##### Data shown

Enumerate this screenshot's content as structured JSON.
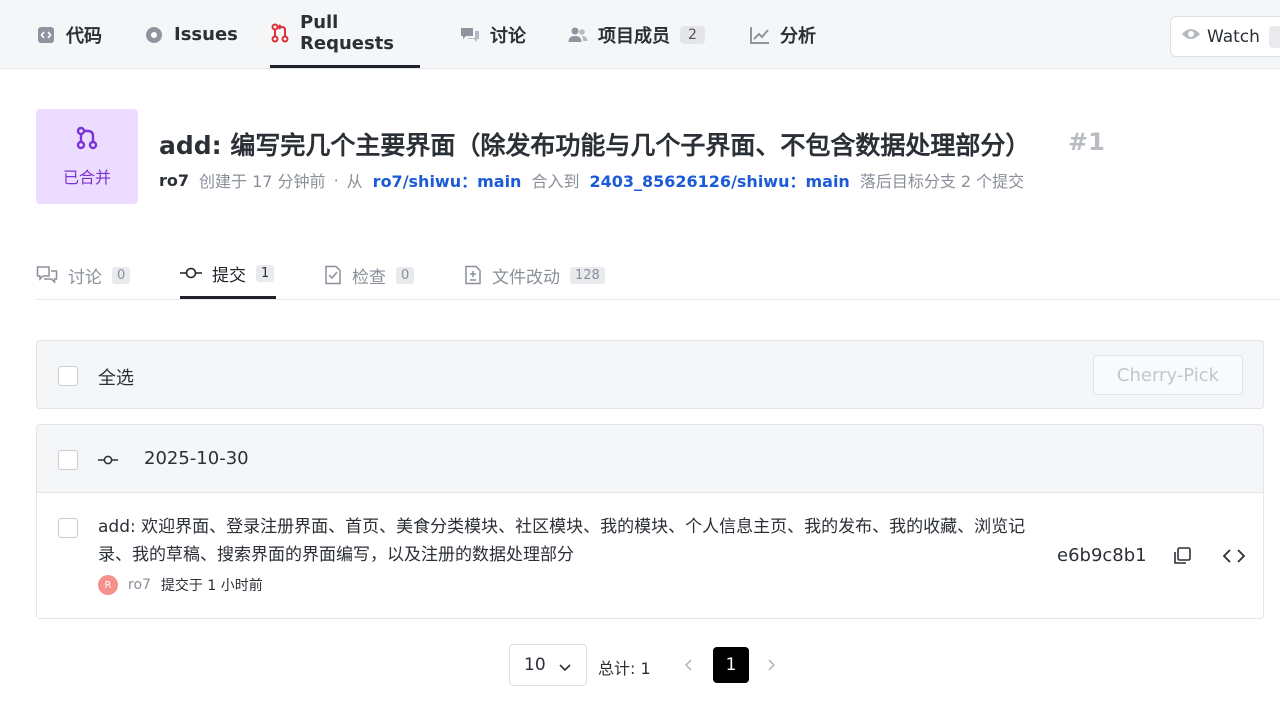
{
  "nav": {
    "items": [
      {
        "label": "代码",
        "icon": "code-icon"
      },
      {
        "label": "Issues",
        "icon": "issues-icon"
      },
      {
        "label": "Pull Requests",
        "icon": "pull-request-icon"
      },
      {
        "label": "讨论",
        "icon": "discussion-icon"
      },
      {
        "label": "项目成员",
        "icon": "members-icon",
        "count": "2"
      },
      {
        "label": "分析",
        "icon": "analytics-icon"
      }
    ],
    "active": "Pull Requests",
    "watch_label": "Watch"
  },
  "pr": {
    "status": "已合并",
    "title": "add: 编写完几个主要界面（除发布功能与几个子界面、不包含数据处理部分）",
    "number": "#1",
    "author": "ro7",
    "created": "创建于 17 分钟前",
    "dot": "·",
    "from_label": "从",
    "source_branch": "ro7/shiwu：main",
    "into_label": "合入到",
    "target_branch": "2403_85626126/shiwu：main",
    "behind": "落后目标分支 2 个提交"
  },
  "tabs": [
    {
      "label": "讨论",
      "count": "0",
      "icon": "discussion-icon"
    },
    {
      "label": "提交",
      "count": "1",
      "icon": "commit-icon"
    },
    {
      "label": "检查",
      "count": "0",
      "icon": "check-icon"
    },
    {
      "label": "文件改动",
      "count": "128",
      "icon": "file-diff-icon"
    }
  ],
  "active_tab": "提交",
  "commits": {
    "select_all": "全选",
    "cherry_pick": "Cherry-Pick",
    "group_date": "2025-10-30",
    "items": [
      {
        "message": "add: 欢迎界面、登录注册界面、首页、美食分类模块、社区模块、我的模块、个人信息主页、我的发布、我的收藏、浏览记录、我的草稿、搜索界面的界面编写，以及注册的数据处理部分",
        "avatar_letter": "R",
        "author": "ro7",
        "time": "提交于 1 小时前",
        "sha": "e6b9c8b1"
      }
    ]
  },
  "pagination": {
    "page_size": "10",
    "total": "总计: 1",
    "current": "1"
  },
  "colors": {
    "merged_bg": "#ecdcff",
    "merged_fg": "#7b34d6",
    "branch_link": "#1d5bd6",
    "pr_icon_red": "#e0313a"
  }
}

##########

→ **Task brief**
From start to finish, output the listing exactly, but omit its pictures.

→ **Task solution**
Enumerate this screenshot's content as structured JSON.
{
  "nav": {
    "items": [
      {
        "label": "代码",
        "icon": "code-icon"
      },
      {
        "label": "Issues",
        "icon": "issues-icon"
      },
      {
        "label": "Pull Requests",
        "icon": "pull-request-icon"
      },
      {
        "label": "讨论",
        "icon": "discussion-icon"
      },
      {
        "label": "项目成员",
        "icon": "members-icon",
        "count": "2"
      },
      {
        "label": "分析",
        "icon": "analytics-icon"
      }
    ],
    "active": "Pull Requests",
    "watch_label": "Watch"
  },
  "pr": {
    "status": "已合并",
    "title": "add: 编写完几个主要界面（除发布功能与几个子界面、不包含数据处理部分）",
    "number": "#1",
    "author": "ro7",
    "created": "创建于 17 分钟前",
    "dot": "·",
    "from_label": "从",
    "source_branch": "ro7/shiwu：main",
    "into_label": "合入到",
    "target_branch": "2403_85626126/shiwu：main",
    "behind": "落后目标分支 2 个提交"
  },
  "tabs": [
    {
      "label": "讨论",
      "count": "0",
      "icon": "discussion-icon"
    },
    {
      "label": "提交",
      "count": "1",
      "icon": "commit-icon"
    },
    {
      "label": "检查",
      "count": "0",
      "icon": "check-icon"
    },
    {
      "label": "文件改动",
      "count": "128",
      "icon": "file-diff-icon"
    }
  ],
  "active_tab": "提交",
  "commits": {
    "select_all": "全选",
    "cherry_pick": "Cherry-Pick",
    "group_date": "2025-10-30",
    "items": [
      {
        "message": "add: 欢迎界面、登录注册界面、首页、美食分类模块、社区模块、我的模块、个人信息主页、我的发布、我的收藏、浏览记录、我的草稿、搜索界面的界面编写，以及注册的数据处理部分",
        "avatar_letter": "R",
        "author": "ro7",
        "time": "提交于 1 小时前",
        "sha": "e6b9c8b1"
      }
    ]
  },
  "pagination": {
    "page_size": "10",
    "total": "总计: 1",
    "current": "1"
  },
  "colors": {
    "merged_bg": "#ecdcff",
    "merged_fg": "#7b34d6",
    "branch_link": "#1d5bd6",
    "pr_icon_red": "#e0313a"
  }
}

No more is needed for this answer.